Stored records:
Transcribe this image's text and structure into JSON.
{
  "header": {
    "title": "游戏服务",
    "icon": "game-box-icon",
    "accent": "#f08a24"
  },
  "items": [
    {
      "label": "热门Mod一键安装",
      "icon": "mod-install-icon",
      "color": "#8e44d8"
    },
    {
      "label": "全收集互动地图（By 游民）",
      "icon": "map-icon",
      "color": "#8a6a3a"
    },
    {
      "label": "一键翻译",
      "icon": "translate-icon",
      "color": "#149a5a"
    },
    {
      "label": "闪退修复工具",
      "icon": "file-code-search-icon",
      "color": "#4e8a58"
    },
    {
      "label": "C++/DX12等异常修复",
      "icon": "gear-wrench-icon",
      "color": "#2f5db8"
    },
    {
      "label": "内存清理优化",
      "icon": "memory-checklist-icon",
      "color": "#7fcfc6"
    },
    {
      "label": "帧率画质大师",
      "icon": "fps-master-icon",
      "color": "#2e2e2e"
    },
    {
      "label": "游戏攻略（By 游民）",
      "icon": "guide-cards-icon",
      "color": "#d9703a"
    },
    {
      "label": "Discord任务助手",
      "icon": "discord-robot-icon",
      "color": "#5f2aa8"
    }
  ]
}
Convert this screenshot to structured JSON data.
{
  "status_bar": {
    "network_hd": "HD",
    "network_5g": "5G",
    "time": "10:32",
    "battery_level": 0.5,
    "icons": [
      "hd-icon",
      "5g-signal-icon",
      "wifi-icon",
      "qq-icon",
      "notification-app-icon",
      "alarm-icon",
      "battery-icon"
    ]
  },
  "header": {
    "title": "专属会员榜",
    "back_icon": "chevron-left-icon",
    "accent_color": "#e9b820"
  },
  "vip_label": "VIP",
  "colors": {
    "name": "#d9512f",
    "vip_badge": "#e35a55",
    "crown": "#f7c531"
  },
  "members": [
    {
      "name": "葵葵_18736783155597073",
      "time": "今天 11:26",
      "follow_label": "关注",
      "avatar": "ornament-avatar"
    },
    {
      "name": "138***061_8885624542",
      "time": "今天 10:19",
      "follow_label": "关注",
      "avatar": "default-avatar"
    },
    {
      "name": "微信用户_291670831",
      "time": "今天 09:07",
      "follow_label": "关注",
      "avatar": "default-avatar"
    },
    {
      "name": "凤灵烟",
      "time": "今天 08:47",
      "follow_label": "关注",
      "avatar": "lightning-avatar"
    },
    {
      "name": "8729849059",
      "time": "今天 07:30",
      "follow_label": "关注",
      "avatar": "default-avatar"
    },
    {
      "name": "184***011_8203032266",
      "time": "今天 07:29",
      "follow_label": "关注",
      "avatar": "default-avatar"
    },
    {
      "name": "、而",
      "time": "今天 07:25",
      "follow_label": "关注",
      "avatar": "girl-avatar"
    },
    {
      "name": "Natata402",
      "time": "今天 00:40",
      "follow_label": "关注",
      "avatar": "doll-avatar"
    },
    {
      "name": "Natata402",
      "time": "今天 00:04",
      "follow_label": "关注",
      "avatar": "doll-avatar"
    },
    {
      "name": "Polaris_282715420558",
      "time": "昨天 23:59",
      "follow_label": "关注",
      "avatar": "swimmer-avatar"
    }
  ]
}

Requirements: Every entry above should be retyped exactly as shown.

Task answer:
Transcribe this image's text and structure into JSON.
{
  "header": {
    "title": "游戏服务",
    "icon": "game-box-icon",
    "accent": "#f08a24"
  },
  "items": [
    {
      "label": "热门Mod一键安装",
      "icon": "mod-install-icon",
      "color": "#8e44d8"
    },
    {
      "label": "全收集互动地图（By 游民）",
      "icon": "map-icon",
      "color": "#8a6a3a"
    },
    {
      "label": "一键翻译",
      "icon": "translate-icon",
      "color": "#149a5a"
    },
    {
      "label": "闪退修复工具",
      "icon": "file-code-search-icon",
      "color": "#4e8a58"
    },
    {
      "label": "C++/DX12等异常修复",
      "icon": "gear-wrench-icon",
      "color": "#2f5db8"
    },
    {
      "label": "内存清理优化",
      "icon": "memory-checklist-icon",
      "color": "#7fcfc6"
    },
    {
      "label": "帧率画质大师",
      "icon": "fps-master-icon",
      "color": "#2e2e2e"
    },
    {
      "label": "游戏攻略（By 游民）",
      "icon": "guide-cards-icon",
      "color": "#d9703a"
    },
    {
      "label": "Discord任务助手",
      "icon": "discord-robot-icon",
      "color": "#5f2aa8"
    }
  ]
}
Convert this screenshot to structured JSON data.
{
  "status_bar": {
    "network_hd": "HD",
    "network_5g": "5G",
    "time": "10:32",
    "battery_level": 0.5,
    "icons": [
      "hd-icon",
      "5g-signal-icon",
      "wifi-icon",
      "qq-icon",
      "notification-app-icon",
      "alarm-icon",
      "battery-icon"
    ]
  },
  "header": {
    "title": "专属会员榜",
    "back_icon": "chevron-left-icon",
    "accent_color": "#e9b820"
  },
  "vip_label": "VIP",
  "colors": {
    "name": "#d9512f",
    "vip_badge": "#e35a55",
    "crown": "#f7c531"
  },
  "members": [
    {
      "name": "葵葵_18736783155597073",
      "time": "今天 11:26",
      "follow_label": "关注",
      "avatar": "ornament-avatar"
    },
    {
      "name": "138***061_8885624542",
      "time": "今天 10:19",
      "follow_label": "关注",
      "avatar": "default-avatar"
    },
    {
      "name": "微信用户_291670831",
      "time": "今天 09:07",
      "follow_label": "关注",
      "avatar": "default-avatar"
    },
    {
      "name": "凤灵烟",
      "time": "今天 08:47",
      "follow_label": "关注",
      "avatar": "lightning-avatar"
    },
    {
      "name": "8729849059",
      "time": "今天 07:30",
      "follow_label": "关注",
      "avatar": "default-avatar"
    },
    {
      "name": "184***011_8203032266",
      "time": "今天 07:29",
      "follow_label": "关注",
      "avatar": "default-avatar"
    },
    {
      "name": "、而",
      "time": "今天 07:25",
      "follow_label": "关注",
      "avatar": "girl-avatar"
    },
    {
      "name": "Natata402",
      "time": "今天 00:40",
      "follow_label": "关注",
      "avatar": "doll-avatar"
    },
    {
      "name": "Natata402",
      "time": "今天 00:04",
      "follow_label": "关注",
      "avatar": "doll-avatar"
    },
    {
      "name": "Polaris_282715420558",
      "time": "昨天 23:59",
      "follow_label": "关注",
      "avatar": "swimmer-avatar"
    }
  ]
}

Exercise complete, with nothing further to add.